- **Extract**:
==*==

An "iPod" is not only trademarked as a unique item, it *IS* a unique item by virtue of it's UNIQUE interface to software and it's UNIQUE navigation system.

Saying that "iPod" and "MP3 player" are interchangeable terms because they both play music as a primary function is like saying that "Ferrari" and "Yugo," by virtue of both being "cars," are interchangeable terms.


----------



## chas_m (Dec 2, 2007)

Adrian. said:


> Nonetheless, both of their primary functions is to play mp3s.


This is, in point of fact, an incorrect statement.

The Zune's PRIMARY function is to play drm-protected WMA files. It *only* plays MP3s because of the dominance of the MP3 format.

Likewise, the iPod's PRIMARY function is to lure you into buying your music and videos from their online store, and to promote the (superior IMHO) AAC format. They only play MP3s because they're not threatened by the MP3 format. 




> Therefore, narrowly defined, they are both personal mp3 players.


Not only is this wrong, but if you try to frame your argument by claiming "narrow definition" (when in fact you mean BROADLY defined!), you're essentially saying that MS, Apple, a radio, a Victrola, a cell phone, an orchestra -- they all play music therefore they are all the same thing. It's a dumb argument with no possible winning scenario.

==*==

- **Records shown**:
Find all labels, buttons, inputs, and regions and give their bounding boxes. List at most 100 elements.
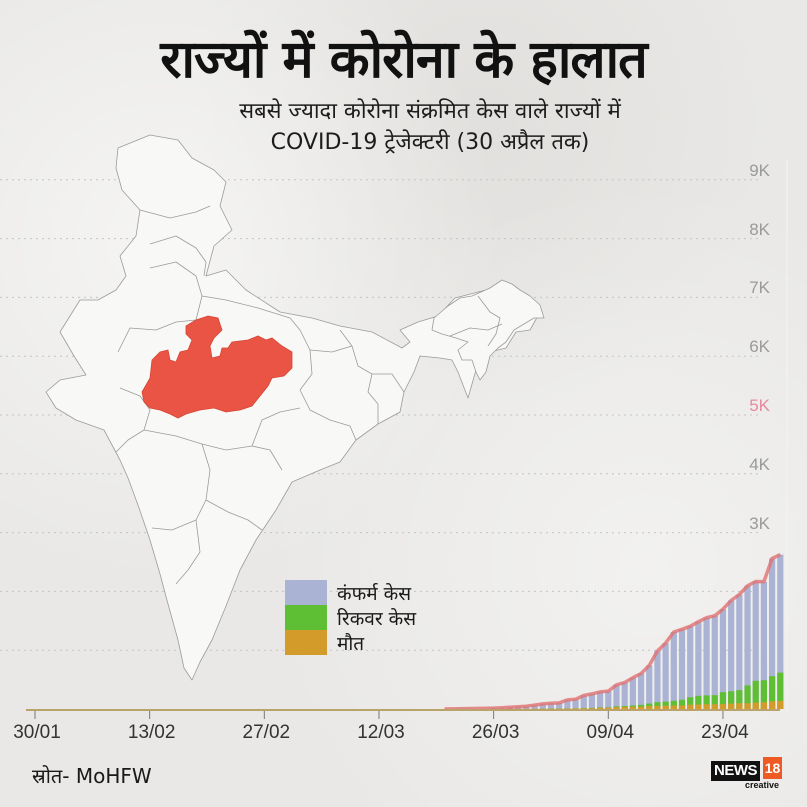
legend-swatch-recovered	[285, 605, 327, 630]
x-tick-label: 13/02	[127, 722, 176, 743]
logo-tagline: creative	[745, 780, 780, 790]
bar-confirmed	[736, 594, 743, 709]
bar-deaths	[654, 705, 661, 709]
y-tick-label: 6K	[749, 337, 770, 357]
legend-swatch-confirmed	[285, 580, 327, 605]
bar-confirmed	[695, 621, 702, 709]
bar-deaths	[662, 705, 669, 709]
bar-deaths	[613, 707, 620, 709]
bar-confirmed	[662, 643, 669, 709]
bar-recovered	[777, 672, 784, 709]
bar-deaths	[646, 706, 653, 709]
legend-item-deaths: मौत	[285, 630, 416, 655]
bar-confirmed	[621, 682, 628, 709]
legend-label-deaths: मौत	[337, 632, 365, 655]
bar-confirmed	[760, 581, 768, 709]
legend-label-confirmed: कंफर्म केस	[337, 582, 412, 605]
bar-confirmed	[752, 581, 759, 709]
bar-deaths	[744, 703, 751, 709]
legend-label-recovered: रिकवर केस	[337, 607, 417, 630]
bar-recovered	[769, 676, 776, 709]
bar-deaths	[637, 706, 645, 709]
bar-confirmed	[637, 673, 645, 709]
news18-creative-logo: NEWS 18 creative	[711, 757, 791, 791]
subtitle: सबसे ज्यादा कोरोना संक्रमित केस वाले राज…	[170, 96, 690, 158]
x-tick-label: 27/02	[242, 722, 291, 743]
bar-recovered	[678, 699, 686, 709]
y-tick-label: 3K	[749, 513, 770, 533]
india-mainland	[45, 134, 541, 681]
bar-confirmed	[547, 703, 555, 709]
bar-confirmed	[588, 693, 596, 709]
bar-recovered	[752, 680, 759, 709]
bar-deaths	[597, 707, 604, 710]
bar-deaths	[752, 702, 759, 709]
page-title: राज्यों में कोरोना के हालात	[160, 30, 647, 90]
bar-confirmed	[605, 691, 612, 709]
x-tick-label: 09/04	[586, 722, 635, 743]
bar-confirmed	[654, 650, 661, 709]
bar-deaths	[777, 700, 784, 709]
bar-confirmed	[556, 702, 563, 709]
confirmed-trend-line	[444, 553, 782, 711]
legend-swatch-deaths	[285, 630, 327, 655]
bar-confirmed	[703, 617, 710, 709]
bar-confirmed	[777, 554, 784, 709]
bar-confirmed	[597, 691, 604, 709]
bar-deaths	[711, 704, 718, 709]
x-tick-label: 12/03	[357, 722, 405, 743]
bar-recovered	[695, 695, 702, 709]
bar-confirmed	[580, 695, 587, 709]
bar-confirmed	[629, 677, 636, 709]
bar-deaths	[687, 704, 694, 709]
bar-confirmed	[670, 631, 677, 709]
x-tick-label: 23/04	[701, 722, 749, 743]
bar-recovered	[662, 701, 669, 709]
bar-deaths	[605, 707, 612, 710]
bar-confirmed	[572, 699, 579, 709]
subtitle-line-2: COVID-19 ट्रेजेक्टरी (30 अप्रैल तक)	[270, 130, 590, 155]
subtitle-line-1: सबसे ज्यादा कोरोना संक्रमित केस वाले राज…	[239, 99, 621, 124]
y-tick-label: 5K	[749, 396, 770, 415]
madhya-pradesh-highlight	[141, 315, 293, 419]
logo-brand: NEWS	[711, 761, 760, 781]
y-tick-label: 7K	[749, 278, 770, 298]
bar-deaths	[760, 702, 768, 709]
bar-recovered	[670, 700, 677, 709]
bar-confirmed	[687, 626, 694, 709]
bar-deaths	[728, 703, 735, 709]
y-tick-label: 8K	[749, 219, 770, 239]
bar-recovered	[654, 702, 661, 709]
bar-recovered	[687, 697, 694, 709]
bar-recovered	[736, 690, 743, 709]
y-tick-label: 4K	[749, 454, 770, 474]
bar-confirmed	[744, 585, 751, 709]
x-tick-label: 30/01	[13, 722, 61, 743]
bar-confirmed	[678, 629, 686, 709]
bar-confirmed	[531, 705, 538, 709]
bar-recovered	[744, 685, 751, 709]
bar-confirmed	[646, 665, 653, 709]
bar-confirmed	[711, 615, 718, 709]
legend-item-confirmed: कंफर्म केस	[285, 580, 416, 605]
bar-deaths	[629, 706, 636, 709]
bar-recovered	[728, 691, 735, 709]
bar-deaths	[703, 704, 710, 709]
bar-deaths	[695, 704, 702, 709]
bar-confirmed	[719, 609, 727, 709]
bar-deaths	[588, 708, 596, 710]
bar-confirmed	[539, 703, 546, 709]
bar-confirmed	[613, 684, 620, 709]
bar-deaths	[621, 706, 628, 709]
bar-deaths	[670, 705, 677, 709]
legend-item-recovered: रिकवर केस	[285, 605, 416, 630]
bar-recovered	[760, 680, 768, 709]
bar-confirmed	[564, 699, 571, 709]
bar-deaths	[736, 703, 743, 709]
bar-deaths	[769, 701, 776, 709]
source-credit: स्रोत- MoHFW	[32, 764, 152, 788]
chart-legend: कंफर्म केस रिकवर केस मौत	[285, 580, 416, 655]
bar-confirmed	[728, 600, 735, 709]
bar-recovered	[711, 695, 718, 709]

==*==

- **Directions**:
1 - Below the forum thread on iPods and MP3 players and the records, set down everything from "This is, in" down to "possible winning scenario.".
2 - In the forum thread on iPods and MP3 players, what does chas_m say is the Zune's primary function?
3 - Extend the forum thread on iPods and MP3 players, picking up after its last sentence.

- **Results of the exercise**:
1 -
This is, in point of fact, an incorrect statement.

The Zune's PRIMARY function is to play drm-protected WMA files. It *only* plays MP3s because of the dominance of the MP3 format.

Likewise, the iPod's PRIMARY function is to lure you into buying your music and videos from their online store, and to promote the (superior IMHO) AAC format. They only play MP3s because they're not threatened by the MP3 format. 




> Therefore, narrowly defined, they are both personal mp3 players.


Not only is this wrong, but if you try to frame your argument by claiming "narrow definition" (when in fact you mean BROADLY defined!), you're essentially saying that MS, Apple, a radio, a Victrola, a cell phone, an orchestra -- they all play music therefore they are all the same thing. It's a dumb argument with no possible winning scenario.

2 - Playing DRM-protected WMA files.

3 -
Put another way, humans are 95% (or some similarly high figure) composed of water, but I can still distinctly tell the difference between a man and the ocean. 

... Well, okay, perhaps a REALLY REALLY FAT guy wearing a lot of blue and having seagulls fly around him _might_ fool me, but you know what I mean.


----------



## Adrian. (Nov 28, 2007)

If I go into futureshop and ask the guy to show me some devices that play music he will show me iPods, Zunes, the sony walkmans etc etc etc. You are getting far too into this. Beyond the technicalities of the formatting etc. They both primarily play music. If a car takes premium does it make it entirely different then a car that takes regular. It is not a dumb argument at all.


----------



## chas_m (Dec 2, 2007)

Adrian. said:


> If I go into futureshop and ask the guy to show me some devices that play music he will show me iPods, Zunes, the sony walkmans etc


Radios, stereo receivers, satellite radios, car radios ... if you ask "the guy" to show you all devices that will play music, you will get shown all of these things AND MORE.

YOU are the one claiming that because all these things play music, that they are the same thing. Clearly, they are not.

Thank you for proving what a dumb argument that is.


----------



## Adrian. (Nov 28, 2007)

Why do you continuously deviate from the actual subject. We are talking about personal, portable music play back devices.I didn't think I had to restate that every time. Therefore let me clarify. If I go into future shop and ask the employee to show me some personal, portable music playback devices he will show me iPods, Zunes, Walkmans etc.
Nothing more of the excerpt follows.